╭──
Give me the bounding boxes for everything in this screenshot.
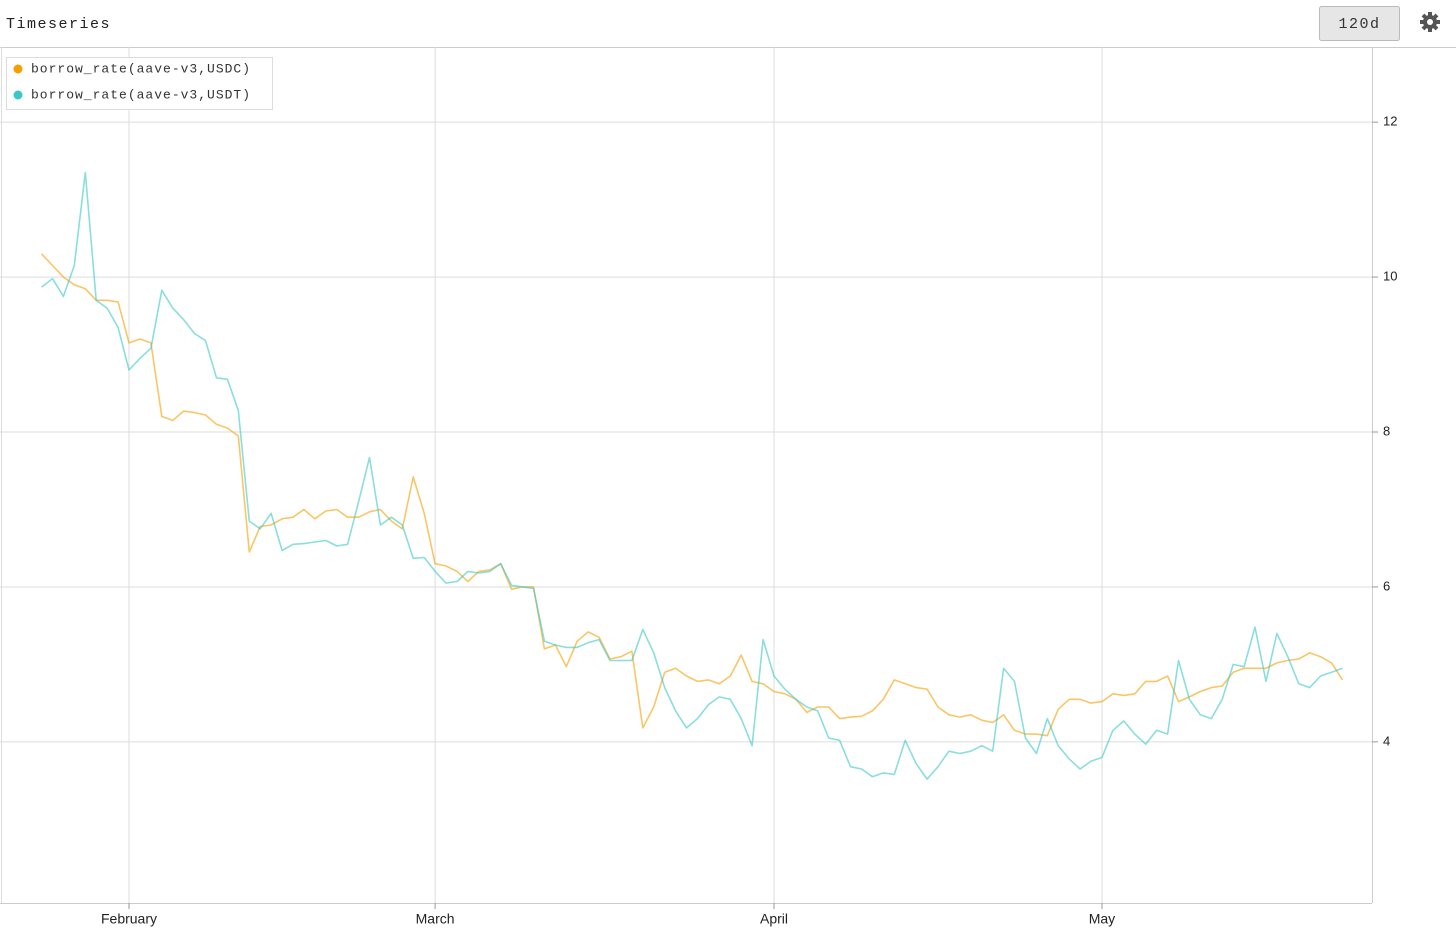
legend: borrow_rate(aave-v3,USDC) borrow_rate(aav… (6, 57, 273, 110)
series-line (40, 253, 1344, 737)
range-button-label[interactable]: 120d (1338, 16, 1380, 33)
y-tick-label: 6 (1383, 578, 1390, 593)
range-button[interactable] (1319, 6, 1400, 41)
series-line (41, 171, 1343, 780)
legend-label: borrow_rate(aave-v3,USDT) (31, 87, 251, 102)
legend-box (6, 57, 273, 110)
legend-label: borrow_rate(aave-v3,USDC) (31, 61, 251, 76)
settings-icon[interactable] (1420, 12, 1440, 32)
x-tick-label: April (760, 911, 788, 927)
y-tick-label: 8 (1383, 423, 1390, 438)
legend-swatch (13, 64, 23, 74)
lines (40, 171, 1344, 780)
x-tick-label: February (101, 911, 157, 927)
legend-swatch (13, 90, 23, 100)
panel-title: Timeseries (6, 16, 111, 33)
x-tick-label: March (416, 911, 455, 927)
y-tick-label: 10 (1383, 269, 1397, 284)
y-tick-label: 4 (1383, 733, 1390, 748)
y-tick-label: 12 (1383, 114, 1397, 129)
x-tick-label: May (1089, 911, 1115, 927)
╰──
╭──
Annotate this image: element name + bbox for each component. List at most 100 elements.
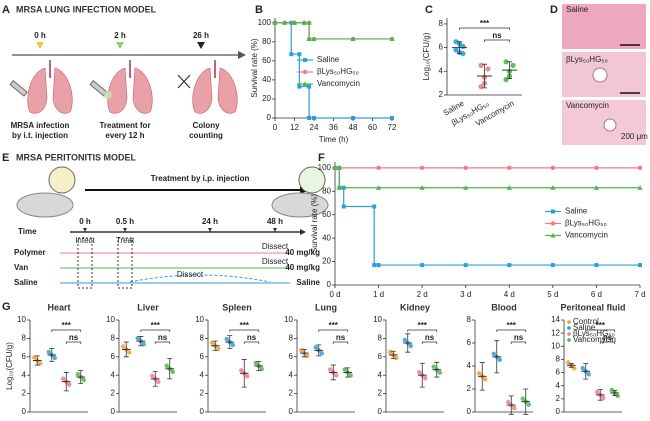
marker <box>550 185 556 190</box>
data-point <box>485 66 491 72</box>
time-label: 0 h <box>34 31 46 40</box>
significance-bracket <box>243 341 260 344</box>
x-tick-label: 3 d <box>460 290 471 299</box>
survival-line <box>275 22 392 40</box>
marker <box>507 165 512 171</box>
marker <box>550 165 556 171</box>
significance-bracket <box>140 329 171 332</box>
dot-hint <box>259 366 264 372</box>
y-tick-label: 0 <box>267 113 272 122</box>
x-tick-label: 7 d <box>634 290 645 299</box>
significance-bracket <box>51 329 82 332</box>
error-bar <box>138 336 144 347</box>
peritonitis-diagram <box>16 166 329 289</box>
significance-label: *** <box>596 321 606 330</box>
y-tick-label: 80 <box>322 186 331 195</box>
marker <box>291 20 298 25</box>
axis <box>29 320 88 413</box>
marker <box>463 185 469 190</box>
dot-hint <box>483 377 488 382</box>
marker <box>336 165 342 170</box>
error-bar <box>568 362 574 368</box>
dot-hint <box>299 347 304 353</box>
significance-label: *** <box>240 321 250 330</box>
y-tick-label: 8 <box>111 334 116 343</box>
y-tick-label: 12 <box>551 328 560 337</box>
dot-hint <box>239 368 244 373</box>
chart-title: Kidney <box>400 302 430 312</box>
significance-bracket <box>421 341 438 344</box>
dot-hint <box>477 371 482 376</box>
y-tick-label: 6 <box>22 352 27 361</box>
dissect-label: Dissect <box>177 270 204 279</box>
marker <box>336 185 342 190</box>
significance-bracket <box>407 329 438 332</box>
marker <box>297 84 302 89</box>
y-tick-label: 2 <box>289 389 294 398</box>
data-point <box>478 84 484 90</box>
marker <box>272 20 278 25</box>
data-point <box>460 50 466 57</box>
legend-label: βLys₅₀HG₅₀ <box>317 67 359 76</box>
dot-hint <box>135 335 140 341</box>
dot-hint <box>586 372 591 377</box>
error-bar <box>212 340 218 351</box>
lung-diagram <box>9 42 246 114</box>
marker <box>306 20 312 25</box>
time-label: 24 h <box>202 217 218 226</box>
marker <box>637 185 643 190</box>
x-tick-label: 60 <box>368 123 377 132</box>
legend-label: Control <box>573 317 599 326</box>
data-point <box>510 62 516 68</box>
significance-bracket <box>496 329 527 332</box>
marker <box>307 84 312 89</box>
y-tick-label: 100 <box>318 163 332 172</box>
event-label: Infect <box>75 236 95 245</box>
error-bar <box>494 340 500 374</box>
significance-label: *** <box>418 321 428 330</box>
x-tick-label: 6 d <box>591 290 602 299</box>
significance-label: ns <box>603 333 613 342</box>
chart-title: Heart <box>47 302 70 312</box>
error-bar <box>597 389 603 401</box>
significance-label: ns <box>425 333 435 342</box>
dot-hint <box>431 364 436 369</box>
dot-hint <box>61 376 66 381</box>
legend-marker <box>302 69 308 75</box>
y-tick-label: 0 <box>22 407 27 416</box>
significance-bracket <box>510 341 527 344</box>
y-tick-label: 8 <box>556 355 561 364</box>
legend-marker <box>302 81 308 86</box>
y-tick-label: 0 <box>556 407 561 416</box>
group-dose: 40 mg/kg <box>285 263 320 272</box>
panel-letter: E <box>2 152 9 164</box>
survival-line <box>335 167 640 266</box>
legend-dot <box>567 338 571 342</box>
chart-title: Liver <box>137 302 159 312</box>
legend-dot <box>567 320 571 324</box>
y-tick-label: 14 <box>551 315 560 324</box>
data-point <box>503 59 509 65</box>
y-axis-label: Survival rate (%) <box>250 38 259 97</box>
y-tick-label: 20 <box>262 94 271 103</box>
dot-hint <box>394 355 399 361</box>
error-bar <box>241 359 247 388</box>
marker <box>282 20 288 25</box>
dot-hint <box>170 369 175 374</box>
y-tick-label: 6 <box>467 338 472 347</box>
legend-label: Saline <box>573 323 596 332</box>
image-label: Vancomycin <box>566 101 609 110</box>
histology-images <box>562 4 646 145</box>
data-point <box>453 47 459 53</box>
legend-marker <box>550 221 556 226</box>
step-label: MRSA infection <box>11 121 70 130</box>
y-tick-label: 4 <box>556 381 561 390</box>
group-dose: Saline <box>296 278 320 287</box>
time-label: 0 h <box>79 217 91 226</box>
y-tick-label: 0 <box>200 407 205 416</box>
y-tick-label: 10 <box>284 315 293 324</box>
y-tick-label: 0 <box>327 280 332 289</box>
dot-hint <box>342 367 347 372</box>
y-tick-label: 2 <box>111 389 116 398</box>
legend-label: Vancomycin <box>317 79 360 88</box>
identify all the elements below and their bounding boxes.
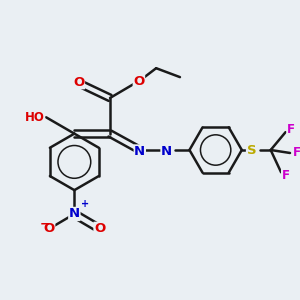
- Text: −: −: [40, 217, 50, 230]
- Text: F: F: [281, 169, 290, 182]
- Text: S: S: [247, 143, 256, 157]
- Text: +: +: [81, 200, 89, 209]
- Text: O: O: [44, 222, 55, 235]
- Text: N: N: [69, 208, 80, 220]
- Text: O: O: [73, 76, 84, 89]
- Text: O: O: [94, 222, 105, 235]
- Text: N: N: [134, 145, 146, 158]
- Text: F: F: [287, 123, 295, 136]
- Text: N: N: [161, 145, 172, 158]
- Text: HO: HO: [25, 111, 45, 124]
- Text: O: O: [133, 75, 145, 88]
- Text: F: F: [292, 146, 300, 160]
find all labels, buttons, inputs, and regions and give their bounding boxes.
╰──
## The request
Write out the entries between the line holding "legend: borrow_rate(aave-v3,USDC) borrow_rate(aav…" and the line holding "x-tick-label: May (1089, 911, 1115, 927)", inclusive.

## Answer to the problem
legend: borrow_rate(aave-v3,USDC) borrow_rate(aav… (6, 57, 273, 110)
series-line (40, 253, 1344, 737)
range-button-label[interactable]: 120d (1338, 16, 1380, 33)
y-tick-label: 6 (1383, 578, 1390, 593)
range-button[interactable] (1319, 6, 1400, 41)
series-line (41, 171, 1343, 780)
legend-label: borrow_rate(aave-v3,USDT) (31, 87, 251, 102)
legend-box (6, 57, 273, 110)
legend-label: borrow_rate(aave-v3,USDC) (31, 61, 251, 76)
settings-icon[interactable] (1420, 12, 1440, 32)
x-tick-label: April (760, 911, 788, 927)
y-tick-label: 8 (1383, 423, 1390, 438)
legend-swatch (13, 64, 23, 74)
lines (40, 171, 1344, 780)
x-tick-label: February (101, 911, 157, 927)
legend-swatch (13, 90, 23, 100)
panel-title: Timeseries (6, 16, 111, 33)
x-tick-label: March (416, 911, 455, 927)
y-tick-label: 10 (1383, 269, 1397, 284)
y-tick-label: 4 (1383, 733, 1390, 748)
y-tick-label: 12 (1383, 114, 1397, 129)
x-tick-label: May (1089, 911, 1115, 927)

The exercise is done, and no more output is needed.